Exercise details → Exactly reproduce each record listed below.

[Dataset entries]
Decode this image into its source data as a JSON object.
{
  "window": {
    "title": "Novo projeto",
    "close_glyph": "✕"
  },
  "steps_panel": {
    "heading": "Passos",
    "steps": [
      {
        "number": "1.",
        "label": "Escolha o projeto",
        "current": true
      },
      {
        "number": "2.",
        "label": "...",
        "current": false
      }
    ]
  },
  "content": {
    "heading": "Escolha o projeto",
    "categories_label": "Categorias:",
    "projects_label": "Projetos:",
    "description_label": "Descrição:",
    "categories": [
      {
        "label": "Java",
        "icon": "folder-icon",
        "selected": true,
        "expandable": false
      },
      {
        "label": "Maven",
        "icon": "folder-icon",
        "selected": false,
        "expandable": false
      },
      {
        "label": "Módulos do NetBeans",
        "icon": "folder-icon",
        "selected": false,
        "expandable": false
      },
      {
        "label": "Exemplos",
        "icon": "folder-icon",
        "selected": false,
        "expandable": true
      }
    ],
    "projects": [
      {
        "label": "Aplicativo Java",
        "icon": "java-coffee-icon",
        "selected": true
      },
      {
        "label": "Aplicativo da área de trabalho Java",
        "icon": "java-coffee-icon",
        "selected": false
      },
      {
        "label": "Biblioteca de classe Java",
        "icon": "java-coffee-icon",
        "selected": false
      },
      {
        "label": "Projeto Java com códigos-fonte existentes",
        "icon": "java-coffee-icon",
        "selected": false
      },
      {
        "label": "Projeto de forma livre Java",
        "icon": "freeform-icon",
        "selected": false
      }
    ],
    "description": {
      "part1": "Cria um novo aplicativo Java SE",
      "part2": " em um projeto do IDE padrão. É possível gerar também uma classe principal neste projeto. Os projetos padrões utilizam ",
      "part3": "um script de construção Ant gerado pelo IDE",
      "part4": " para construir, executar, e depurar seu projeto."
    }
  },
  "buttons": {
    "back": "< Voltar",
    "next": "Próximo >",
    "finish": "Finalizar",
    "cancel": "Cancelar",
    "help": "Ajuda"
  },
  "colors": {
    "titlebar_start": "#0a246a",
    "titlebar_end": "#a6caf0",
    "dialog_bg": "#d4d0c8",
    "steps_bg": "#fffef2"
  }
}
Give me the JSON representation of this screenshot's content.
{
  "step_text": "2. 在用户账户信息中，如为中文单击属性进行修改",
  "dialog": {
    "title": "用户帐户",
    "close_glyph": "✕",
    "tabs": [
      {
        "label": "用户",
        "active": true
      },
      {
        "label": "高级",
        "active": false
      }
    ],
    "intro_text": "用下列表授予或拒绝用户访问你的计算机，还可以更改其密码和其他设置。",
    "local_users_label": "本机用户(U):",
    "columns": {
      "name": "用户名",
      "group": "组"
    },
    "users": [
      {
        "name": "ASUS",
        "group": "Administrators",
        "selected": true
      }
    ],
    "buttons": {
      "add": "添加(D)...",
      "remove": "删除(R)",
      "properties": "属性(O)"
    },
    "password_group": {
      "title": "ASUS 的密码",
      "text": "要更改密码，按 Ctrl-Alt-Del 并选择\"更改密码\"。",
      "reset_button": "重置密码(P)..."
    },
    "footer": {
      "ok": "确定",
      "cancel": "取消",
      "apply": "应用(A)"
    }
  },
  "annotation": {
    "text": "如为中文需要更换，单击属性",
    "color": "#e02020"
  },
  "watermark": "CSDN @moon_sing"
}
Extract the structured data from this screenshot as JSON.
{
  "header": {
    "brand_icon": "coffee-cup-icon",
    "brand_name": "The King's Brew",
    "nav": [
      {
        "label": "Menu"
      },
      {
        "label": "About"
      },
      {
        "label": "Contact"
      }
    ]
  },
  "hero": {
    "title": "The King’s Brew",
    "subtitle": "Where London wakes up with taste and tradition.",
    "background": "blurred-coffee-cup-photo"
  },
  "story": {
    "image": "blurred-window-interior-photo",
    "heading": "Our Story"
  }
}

Answer to this exercise →
Decode this image into its source data as a JSON object.
{
  "window": {
    "title": "Novo projeto",
    "close_glyph": "✕"
  },
  "steps_panel": {
    "heading": "Passos",
    "steps": [
      {
        "number": "1.",
        "label": "Escolha o projeto",
        "current": true
      },
      {
        "number": "2.",
        "label": "...",
        "current": false
      }
    ]
  },
  "content": {
    "heading": "Escolha o projeto",
    "categories_label": "Categorias:",
    "projects_label": "Projetos:",
    "description_label": "Descrição:",
    "categories": [
      {
        "label": "Java",
        "icon": "folder-icon",
        "selected": true,
        "expandable": false
      },
      {
        "label": "Maven",
        "icon": "folder-icon",
        "selected": false,
        "expandable": false
      },
      {
        "label": "Módulos do NetBeans",
        "icon": "folder-icon",
        "selected": false,
        "expandable": false
      },
      {
        "label": "Exemplos",
        "icon": "folder-icon",
        "selected": false,
        "expandable": true
      }
    ],
    "projects": [
      {
        "label": "Aplicativo Java",
        "icon": "java-coffee-icon",
        "selected": true
      },
      {
        "label": "Aplicativo da área de trabalho Java",
        "icon": "java-coffee-icon",
        "selected": false
      },
      {
        "label": "Biblioteca de classe Java",
        "icon": "java-coffee-icon",
        "selected": false
      },
      {
        "label": "Projeto Java com códigos-fonte existentes",
        "icon": "java-coffee-icon",
        "selected": false
      },
      {
        "label": "Projeto de forma livre Java",
        "icon": "freeform-icon",
        "selected": false
      }
    ],
    "description": {
      "part1": "Cria um novo aplicativo Java SE",
      "part2": " em um projeto do IDE padrão. É possível gerar também uma classe principal neste projeto. Os projetos padrões utilizam ",
      "part3": "um script de construção Ant gerado pelo IDE",
      "part4": " para construir, executar, e depurar seu projeto."
    }
  },
  "buttons": {
    "back": "< Voltar",
    "next": "Próximo >",
    "finish": "Finalizar",
    "cancel": "Cancelar",
    "help": "Ajuda"
  },
  "colors": {
    "titlebar_start": "#0a246a",
    "titlebar_end": "#a6caf0",
    "dialog_bg": "#d4d0c8",
    "steps_bg": "#fffef2"
  }
}
Give me the JSON representation of this screenshot's content.
{
  "step_text": "2. 在用户账户信息中，如为中文单击属性进行修改",
  "dialog": {
    "title": "用户帐户",
    "close_glyph": "✕",
    "tabs": [
      {
        "label": "用户",
        "active": true
      },
      {
        "label": "高级",
        "active": false
      }
    ],
    "intro_text": "用下列表授予或拒绝用户访问你的计算机，还可以更改其密码和其他设置。",
    "local_users_label": "本机用户(U):",
    "columns": {
      "name": "用户名",
      "group": "组"
    },
    "users": [
      {
        "name": "ASUS",
        "group": "Administrators",
        "selected": true
      }
    ],
    "buttons": {
      "add": "添加(D)...",
      "remove": "删除(R)",
      "properties": "属性(O)"
    },
    "password_group": {
      "title": "ASUS 的密码",
      "text": "要更改密码，按 Ctrl-Alt-Del 并选择\"更改密码\"。",
      "reset_button": "重置密码(P)..."
    },
    "footer": {
      "ok": "确定",
      "cancel": "取消",
      "apply": "应用(A)"
    }
  },
  "annotation": {
    "text": "如为中文需要更换，单击属性",
    "color": "#e02020"
  },
  "watermark": "CSDN @moon_sing"
}
Extract the structured data from this screenshot as JSON.
{
  "header": {
    "brand_icon": "coffee-cup-icon",
    "brand_name": "The King's Brew",
    "nav": [
      {
        "label": "Menu"
      },
      {
        "label": "About"
      },
      {
        "label": "Contact"
      }
    ]
  },
  "hero": {
    "title": "The King’s Brew",
    "subtitle": "Where London wakes up with taste and tradition.",
    "background": "blurred-coffee-cup-photo"
  },
  "story": {
    "image": "blurred-window-interior-photo",
    "heading": "Our Story"
  }
}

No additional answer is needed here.